_WHAT IS BEING ASKED:_ Work out how many lines contain "getCardsforAccount". Reply with the count alone.
---------- GIVEN RECORDS ----------
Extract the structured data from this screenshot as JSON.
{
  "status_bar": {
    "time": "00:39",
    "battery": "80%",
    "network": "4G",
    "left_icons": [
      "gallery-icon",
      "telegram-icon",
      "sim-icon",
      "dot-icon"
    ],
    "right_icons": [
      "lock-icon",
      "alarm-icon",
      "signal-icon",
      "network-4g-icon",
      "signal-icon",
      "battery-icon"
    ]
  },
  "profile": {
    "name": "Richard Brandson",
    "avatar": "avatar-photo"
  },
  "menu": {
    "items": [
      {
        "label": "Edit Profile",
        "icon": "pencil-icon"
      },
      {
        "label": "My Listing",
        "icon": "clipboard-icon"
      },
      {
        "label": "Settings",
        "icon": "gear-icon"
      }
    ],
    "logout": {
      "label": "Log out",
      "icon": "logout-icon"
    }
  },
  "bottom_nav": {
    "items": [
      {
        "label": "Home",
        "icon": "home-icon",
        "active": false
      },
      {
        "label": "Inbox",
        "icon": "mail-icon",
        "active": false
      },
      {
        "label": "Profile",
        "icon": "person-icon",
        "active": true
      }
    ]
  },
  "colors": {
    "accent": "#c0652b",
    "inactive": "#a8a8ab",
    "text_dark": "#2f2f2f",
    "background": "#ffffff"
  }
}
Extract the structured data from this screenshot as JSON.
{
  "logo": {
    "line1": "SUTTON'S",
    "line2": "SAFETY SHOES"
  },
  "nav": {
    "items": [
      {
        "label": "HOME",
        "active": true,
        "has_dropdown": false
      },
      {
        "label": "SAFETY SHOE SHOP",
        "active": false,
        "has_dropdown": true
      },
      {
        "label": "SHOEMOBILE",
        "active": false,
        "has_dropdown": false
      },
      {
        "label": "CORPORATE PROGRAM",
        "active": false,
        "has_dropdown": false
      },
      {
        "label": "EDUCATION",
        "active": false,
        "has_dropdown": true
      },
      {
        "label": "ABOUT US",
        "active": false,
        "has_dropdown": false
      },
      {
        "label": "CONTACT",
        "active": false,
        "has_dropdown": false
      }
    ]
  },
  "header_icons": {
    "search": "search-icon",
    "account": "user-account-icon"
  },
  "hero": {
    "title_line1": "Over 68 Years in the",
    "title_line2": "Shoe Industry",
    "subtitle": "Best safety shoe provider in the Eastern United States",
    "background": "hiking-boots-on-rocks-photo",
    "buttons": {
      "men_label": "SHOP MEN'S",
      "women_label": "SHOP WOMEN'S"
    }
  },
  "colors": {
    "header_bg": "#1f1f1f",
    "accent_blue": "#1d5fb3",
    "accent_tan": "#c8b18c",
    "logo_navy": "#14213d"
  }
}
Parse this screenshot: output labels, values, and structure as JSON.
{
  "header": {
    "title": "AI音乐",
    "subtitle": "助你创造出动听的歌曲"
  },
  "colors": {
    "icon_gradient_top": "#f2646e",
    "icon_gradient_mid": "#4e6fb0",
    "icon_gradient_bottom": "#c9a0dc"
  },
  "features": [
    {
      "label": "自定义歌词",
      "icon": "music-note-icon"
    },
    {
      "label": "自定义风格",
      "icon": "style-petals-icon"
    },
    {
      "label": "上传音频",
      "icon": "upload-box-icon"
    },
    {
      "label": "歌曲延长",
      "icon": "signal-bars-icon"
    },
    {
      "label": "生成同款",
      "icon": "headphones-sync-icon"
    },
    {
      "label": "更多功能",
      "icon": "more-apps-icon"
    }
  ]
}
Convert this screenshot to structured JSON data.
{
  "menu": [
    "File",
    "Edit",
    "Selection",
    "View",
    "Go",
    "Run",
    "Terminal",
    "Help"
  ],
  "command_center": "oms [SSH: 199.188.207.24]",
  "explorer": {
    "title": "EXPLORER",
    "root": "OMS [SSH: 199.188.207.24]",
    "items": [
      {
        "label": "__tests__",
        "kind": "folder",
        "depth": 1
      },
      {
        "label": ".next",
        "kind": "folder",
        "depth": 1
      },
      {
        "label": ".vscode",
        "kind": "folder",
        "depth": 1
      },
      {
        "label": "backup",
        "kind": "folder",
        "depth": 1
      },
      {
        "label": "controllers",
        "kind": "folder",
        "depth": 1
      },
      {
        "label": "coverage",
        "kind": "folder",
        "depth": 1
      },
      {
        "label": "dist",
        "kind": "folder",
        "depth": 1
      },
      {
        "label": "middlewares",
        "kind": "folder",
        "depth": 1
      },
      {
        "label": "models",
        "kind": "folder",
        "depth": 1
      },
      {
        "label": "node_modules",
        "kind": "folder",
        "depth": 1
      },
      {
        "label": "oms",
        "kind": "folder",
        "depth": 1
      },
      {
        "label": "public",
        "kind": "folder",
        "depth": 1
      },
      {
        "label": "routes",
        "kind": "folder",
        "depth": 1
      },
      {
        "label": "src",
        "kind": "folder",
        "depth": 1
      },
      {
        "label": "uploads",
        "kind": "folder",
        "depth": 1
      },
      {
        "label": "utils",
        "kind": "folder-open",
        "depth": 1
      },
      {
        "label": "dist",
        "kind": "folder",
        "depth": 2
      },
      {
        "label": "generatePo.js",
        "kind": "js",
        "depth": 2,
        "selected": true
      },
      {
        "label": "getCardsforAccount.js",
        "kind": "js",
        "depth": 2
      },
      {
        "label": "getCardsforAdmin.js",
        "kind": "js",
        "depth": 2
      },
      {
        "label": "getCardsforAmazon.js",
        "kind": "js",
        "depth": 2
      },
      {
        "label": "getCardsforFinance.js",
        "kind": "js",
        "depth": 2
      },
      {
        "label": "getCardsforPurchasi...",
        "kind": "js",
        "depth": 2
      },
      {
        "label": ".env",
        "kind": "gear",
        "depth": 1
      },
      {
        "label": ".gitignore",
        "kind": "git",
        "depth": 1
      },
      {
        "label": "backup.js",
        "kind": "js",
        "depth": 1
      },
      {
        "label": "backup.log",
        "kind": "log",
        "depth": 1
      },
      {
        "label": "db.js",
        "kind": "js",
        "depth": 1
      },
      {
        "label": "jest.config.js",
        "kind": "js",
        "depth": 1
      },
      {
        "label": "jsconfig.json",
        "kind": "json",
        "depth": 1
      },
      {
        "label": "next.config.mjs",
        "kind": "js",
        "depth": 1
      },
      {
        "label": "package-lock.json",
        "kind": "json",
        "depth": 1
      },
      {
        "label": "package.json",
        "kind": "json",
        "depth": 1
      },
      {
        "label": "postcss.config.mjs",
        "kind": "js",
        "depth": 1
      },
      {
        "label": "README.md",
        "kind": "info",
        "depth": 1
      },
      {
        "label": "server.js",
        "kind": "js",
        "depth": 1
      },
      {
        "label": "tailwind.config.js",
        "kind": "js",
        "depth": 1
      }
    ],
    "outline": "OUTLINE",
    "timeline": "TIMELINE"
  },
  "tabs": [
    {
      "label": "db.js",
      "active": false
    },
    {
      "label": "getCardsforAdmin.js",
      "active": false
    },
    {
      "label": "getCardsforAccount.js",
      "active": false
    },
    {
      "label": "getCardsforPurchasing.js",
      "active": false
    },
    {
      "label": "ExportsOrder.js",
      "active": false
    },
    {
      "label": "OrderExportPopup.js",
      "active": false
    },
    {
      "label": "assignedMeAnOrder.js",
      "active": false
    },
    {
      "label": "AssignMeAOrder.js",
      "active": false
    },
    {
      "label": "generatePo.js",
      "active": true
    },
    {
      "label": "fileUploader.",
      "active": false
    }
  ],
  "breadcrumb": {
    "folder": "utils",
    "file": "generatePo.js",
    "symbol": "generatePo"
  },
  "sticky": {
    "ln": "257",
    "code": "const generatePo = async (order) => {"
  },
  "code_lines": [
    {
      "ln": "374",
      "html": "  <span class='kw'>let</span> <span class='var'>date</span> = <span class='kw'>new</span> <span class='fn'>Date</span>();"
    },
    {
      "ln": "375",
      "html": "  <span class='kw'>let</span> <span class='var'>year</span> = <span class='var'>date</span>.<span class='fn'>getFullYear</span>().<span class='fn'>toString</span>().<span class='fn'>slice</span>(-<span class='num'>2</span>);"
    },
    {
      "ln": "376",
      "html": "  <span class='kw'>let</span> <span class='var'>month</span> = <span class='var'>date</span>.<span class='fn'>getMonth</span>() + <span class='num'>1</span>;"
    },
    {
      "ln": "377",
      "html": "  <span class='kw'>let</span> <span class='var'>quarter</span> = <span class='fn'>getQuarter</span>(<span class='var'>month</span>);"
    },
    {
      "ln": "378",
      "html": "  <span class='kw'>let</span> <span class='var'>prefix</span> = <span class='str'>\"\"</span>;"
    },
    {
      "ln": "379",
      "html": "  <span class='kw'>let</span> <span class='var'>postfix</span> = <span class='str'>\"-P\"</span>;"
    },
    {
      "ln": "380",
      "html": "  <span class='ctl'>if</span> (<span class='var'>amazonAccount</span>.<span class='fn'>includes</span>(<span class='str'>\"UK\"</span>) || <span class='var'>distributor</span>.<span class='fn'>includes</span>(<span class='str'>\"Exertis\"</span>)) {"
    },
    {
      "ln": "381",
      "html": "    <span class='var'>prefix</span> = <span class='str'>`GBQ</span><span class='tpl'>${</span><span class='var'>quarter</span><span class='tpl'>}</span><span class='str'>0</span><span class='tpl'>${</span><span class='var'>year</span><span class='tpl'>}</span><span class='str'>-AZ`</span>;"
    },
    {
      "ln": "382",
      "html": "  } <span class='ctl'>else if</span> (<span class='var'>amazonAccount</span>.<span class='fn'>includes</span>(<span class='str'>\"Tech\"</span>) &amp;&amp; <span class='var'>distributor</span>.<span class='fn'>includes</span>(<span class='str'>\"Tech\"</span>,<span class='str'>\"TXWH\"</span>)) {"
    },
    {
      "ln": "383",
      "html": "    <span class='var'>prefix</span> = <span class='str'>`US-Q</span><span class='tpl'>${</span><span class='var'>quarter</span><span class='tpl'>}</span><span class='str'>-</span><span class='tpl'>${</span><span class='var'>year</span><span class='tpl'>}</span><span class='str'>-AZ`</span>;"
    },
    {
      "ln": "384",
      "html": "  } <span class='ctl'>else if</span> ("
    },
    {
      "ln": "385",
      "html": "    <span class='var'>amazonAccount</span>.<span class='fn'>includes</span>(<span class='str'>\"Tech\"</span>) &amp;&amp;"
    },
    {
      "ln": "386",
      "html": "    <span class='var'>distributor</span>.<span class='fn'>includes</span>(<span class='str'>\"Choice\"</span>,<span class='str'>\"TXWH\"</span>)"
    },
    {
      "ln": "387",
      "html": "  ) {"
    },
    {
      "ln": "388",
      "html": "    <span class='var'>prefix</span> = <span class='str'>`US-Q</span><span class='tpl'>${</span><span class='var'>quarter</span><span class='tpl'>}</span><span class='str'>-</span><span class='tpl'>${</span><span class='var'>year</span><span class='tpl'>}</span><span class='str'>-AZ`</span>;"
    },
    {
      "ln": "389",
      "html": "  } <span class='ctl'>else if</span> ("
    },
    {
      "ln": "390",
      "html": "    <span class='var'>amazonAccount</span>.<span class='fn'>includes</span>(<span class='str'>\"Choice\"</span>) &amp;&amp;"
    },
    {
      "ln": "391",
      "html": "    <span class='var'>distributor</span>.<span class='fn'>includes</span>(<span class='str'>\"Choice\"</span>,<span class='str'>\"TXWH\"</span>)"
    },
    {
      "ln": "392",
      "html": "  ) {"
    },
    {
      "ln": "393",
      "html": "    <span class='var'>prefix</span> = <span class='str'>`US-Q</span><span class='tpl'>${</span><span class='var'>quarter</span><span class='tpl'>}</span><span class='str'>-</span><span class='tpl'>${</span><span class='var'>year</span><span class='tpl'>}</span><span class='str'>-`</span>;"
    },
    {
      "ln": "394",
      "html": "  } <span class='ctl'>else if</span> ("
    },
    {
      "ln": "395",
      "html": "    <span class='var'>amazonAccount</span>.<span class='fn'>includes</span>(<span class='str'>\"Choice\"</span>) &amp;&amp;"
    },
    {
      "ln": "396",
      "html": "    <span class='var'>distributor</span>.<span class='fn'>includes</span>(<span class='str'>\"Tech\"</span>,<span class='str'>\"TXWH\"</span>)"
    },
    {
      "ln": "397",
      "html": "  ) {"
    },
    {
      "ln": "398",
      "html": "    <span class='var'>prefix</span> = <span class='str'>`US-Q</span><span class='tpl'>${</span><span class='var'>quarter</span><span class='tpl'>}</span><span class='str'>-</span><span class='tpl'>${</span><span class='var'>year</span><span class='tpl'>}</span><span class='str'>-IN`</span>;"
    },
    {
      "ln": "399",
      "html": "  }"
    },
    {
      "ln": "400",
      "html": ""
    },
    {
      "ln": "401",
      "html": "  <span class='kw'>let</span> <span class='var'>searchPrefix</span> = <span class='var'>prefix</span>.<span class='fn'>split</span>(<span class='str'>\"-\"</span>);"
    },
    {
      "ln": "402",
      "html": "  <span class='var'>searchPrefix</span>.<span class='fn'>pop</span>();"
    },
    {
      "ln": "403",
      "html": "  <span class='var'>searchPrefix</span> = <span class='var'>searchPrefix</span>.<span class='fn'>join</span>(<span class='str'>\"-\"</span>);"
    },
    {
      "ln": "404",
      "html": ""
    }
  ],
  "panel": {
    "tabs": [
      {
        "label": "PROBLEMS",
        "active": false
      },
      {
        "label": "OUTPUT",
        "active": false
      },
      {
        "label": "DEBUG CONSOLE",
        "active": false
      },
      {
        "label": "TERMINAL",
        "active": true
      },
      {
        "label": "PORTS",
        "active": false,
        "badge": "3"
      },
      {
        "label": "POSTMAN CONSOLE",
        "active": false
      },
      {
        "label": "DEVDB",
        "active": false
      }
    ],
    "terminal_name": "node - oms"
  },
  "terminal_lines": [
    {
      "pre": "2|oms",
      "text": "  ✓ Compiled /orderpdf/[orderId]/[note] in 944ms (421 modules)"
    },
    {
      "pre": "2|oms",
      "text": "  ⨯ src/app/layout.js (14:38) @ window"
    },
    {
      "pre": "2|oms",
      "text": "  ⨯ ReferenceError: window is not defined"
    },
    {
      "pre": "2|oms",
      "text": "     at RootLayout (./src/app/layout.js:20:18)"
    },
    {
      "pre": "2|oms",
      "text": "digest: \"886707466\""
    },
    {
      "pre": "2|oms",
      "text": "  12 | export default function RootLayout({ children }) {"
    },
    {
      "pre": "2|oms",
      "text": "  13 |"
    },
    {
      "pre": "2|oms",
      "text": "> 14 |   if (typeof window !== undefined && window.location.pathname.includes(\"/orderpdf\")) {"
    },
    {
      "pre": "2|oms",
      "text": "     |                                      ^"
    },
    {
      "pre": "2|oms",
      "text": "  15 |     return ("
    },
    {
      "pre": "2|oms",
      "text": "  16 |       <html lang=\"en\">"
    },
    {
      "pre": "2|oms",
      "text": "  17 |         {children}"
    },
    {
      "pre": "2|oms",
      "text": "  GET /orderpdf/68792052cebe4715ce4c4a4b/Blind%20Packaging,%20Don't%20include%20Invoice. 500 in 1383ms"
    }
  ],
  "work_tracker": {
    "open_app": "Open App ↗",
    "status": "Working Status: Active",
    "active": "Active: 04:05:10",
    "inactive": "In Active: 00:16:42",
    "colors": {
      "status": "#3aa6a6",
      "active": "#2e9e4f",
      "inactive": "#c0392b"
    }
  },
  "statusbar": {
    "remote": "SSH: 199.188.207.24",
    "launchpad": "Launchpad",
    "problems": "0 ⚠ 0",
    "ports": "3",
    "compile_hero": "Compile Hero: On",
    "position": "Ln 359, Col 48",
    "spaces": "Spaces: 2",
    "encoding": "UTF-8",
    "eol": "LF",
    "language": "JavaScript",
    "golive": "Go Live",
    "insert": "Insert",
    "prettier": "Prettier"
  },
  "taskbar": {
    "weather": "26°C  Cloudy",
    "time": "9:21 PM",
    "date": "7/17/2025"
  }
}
----------
_SOLUTION TO THE EXERCISE:_ 2